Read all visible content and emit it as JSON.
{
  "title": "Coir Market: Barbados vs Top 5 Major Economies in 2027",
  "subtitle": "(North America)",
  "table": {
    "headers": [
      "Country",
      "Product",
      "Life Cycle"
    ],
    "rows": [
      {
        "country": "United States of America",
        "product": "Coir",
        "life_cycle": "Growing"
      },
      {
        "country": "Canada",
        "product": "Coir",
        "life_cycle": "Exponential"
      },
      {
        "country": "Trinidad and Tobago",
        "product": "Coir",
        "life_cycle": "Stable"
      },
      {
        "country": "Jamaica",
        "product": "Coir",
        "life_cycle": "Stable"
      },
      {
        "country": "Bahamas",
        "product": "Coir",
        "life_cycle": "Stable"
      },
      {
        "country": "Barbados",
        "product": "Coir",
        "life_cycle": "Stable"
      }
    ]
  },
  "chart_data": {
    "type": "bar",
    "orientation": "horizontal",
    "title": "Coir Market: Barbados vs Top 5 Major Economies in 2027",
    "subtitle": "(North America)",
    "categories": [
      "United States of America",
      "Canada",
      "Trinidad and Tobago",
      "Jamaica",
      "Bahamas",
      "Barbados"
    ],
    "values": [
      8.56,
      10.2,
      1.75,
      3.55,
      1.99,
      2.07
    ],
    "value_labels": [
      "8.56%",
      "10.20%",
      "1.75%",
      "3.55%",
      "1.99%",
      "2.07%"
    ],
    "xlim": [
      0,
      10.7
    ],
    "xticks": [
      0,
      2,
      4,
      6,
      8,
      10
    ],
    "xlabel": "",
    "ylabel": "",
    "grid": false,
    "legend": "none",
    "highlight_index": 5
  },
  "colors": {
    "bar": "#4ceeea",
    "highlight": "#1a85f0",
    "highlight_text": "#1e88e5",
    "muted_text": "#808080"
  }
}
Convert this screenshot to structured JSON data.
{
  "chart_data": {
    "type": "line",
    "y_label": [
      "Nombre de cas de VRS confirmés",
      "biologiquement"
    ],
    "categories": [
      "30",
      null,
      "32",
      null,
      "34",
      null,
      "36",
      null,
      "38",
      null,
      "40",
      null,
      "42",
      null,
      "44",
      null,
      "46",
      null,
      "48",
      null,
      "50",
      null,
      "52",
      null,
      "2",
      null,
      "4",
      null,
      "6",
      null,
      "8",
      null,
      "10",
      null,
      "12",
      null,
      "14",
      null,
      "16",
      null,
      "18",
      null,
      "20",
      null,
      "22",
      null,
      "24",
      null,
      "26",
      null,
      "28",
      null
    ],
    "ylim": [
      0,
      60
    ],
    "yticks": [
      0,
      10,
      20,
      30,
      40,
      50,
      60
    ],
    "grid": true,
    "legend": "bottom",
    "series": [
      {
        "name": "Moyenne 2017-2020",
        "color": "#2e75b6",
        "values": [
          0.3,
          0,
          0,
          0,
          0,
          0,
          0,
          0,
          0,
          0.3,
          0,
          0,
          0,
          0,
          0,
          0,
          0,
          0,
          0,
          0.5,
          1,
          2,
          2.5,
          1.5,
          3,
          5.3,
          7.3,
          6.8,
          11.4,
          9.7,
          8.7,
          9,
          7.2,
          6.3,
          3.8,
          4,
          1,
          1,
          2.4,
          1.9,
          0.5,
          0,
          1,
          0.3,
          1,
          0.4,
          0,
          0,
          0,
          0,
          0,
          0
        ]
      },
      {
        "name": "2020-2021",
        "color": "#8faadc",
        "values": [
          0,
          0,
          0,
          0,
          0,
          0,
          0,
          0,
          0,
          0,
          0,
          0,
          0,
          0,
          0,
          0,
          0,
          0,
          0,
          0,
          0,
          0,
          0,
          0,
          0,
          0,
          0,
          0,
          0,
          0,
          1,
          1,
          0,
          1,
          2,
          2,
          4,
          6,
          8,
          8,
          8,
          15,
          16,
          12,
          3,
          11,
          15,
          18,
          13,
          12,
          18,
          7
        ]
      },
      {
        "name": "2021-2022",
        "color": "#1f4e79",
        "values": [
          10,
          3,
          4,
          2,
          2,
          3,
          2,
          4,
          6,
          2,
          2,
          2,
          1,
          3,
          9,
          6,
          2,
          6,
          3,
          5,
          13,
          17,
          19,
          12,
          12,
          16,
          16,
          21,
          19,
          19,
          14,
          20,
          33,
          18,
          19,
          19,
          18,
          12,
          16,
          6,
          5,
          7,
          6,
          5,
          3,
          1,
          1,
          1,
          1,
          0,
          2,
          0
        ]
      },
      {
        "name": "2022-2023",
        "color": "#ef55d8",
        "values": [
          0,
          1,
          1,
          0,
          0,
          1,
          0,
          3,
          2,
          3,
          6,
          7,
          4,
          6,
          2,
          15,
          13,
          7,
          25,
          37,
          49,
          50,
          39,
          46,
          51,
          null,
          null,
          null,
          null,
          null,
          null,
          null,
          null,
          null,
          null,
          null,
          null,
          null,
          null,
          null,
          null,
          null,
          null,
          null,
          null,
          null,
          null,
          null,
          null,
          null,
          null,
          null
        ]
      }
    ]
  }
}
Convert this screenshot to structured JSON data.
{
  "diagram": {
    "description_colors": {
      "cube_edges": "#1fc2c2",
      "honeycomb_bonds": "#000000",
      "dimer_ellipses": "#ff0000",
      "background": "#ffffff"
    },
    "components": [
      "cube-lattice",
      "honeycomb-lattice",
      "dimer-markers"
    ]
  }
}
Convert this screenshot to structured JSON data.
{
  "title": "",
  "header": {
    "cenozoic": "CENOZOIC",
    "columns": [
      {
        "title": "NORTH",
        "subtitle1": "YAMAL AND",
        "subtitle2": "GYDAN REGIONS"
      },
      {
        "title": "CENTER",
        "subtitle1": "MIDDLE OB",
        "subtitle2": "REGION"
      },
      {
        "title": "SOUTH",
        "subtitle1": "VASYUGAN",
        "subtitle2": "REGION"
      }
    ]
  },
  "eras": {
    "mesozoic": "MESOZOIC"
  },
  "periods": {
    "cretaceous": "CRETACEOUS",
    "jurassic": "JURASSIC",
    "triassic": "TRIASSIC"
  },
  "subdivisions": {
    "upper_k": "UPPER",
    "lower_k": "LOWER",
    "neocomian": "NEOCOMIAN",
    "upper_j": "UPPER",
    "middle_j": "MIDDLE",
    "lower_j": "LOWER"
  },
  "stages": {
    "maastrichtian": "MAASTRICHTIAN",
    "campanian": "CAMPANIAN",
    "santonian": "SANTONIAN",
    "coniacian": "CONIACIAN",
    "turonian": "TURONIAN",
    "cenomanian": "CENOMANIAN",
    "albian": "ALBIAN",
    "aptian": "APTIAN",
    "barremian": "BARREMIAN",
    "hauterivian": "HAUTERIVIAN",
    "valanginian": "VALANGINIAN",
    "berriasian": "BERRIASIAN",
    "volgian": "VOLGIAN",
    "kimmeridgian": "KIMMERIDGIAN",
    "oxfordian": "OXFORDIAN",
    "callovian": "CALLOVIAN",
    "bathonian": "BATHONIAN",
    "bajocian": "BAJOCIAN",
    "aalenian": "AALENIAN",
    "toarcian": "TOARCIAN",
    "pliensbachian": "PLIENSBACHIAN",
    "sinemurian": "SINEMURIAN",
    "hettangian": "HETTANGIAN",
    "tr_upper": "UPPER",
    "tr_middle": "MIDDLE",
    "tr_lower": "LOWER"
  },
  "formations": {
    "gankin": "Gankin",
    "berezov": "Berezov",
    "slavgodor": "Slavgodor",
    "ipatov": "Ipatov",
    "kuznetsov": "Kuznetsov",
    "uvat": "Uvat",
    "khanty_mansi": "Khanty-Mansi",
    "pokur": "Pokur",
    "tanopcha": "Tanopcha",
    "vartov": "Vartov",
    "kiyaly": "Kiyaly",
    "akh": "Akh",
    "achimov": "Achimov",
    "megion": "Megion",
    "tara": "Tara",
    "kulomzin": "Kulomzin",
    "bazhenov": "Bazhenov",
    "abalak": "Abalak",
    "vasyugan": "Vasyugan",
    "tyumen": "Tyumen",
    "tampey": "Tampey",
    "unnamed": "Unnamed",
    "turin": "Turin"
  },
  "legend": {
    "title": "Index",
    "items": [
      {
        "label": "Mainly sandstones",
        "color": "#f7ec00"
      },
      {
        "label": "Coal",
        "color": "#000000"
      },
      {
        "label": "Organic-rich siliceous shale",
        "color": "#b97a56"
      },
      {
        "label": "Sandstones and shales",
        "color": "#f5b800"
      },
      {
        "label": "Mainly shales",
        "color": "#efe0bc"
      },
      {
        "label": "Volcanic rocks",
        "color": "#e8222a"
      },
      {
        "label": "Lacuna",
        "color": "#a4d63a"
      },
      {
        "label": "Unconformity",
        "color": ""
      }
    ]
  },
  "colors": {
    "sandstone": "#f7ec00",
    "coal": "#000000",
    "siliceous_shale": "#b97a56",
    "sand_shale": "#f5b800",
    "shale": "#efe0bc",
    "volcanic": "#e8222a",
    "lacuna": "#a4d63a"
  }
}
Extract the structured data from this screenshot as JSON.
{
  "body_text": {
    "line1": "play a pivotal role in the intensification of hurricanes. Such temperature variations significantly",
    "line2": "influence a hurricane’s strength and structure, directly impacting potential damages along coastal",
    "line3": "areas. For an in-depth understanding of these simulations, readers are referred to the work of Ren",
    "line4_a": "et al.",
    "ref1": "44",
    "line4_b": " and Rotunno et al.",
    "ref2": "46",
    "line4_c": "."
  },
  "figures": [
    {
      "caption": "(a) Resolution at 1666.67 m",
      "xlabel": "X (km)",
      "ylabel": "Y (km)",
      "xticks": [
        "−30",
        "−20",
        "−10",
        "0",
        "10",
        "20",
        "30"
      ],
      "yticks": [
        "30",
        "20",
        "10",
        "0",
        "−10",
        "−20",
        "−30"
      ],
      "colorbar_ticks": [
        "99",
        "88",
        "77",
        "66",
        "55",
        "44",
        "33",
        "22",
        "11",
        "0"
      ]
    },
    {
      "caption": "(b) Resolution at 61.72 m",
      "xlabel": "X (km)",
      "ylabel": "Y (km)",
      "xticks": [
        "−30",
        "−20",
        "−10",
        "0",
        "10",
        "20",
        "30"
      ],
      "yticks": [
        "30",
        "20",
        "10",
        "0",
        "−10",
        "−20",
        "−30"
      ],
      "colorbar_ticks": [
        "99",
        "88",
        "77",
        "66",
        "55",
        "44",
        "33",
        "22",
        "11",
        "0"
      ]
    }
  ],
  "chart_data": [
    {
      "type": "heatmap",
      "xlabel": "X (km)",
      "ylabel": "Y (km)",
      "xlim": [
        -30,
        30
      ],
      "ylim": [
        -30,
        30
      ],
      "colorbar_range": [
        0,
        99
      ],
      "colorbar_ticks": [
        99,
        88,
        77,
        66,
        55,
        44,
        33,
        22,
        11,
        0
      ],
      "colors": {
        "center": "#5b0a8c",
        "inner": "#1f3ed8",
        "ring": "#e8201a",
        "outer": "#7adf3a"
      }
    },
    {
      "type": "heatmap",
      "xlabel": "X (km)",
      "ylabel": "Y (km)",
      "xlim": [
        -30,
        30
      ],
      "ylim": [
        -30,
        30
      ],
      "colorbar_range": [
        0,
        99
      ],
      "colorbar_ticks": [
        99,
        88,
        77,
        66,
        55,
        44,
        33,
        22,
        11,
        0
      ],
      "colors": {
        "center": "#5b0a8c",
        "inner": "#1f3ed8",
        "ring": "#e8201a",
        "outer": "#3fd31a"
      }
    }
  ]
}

__________________________________________________

Goal: Extract each line from the listing that holds the word "Tobago".

Answer:
        "country": "Trinidad and Tobago",
      "Trinidad and Tobago",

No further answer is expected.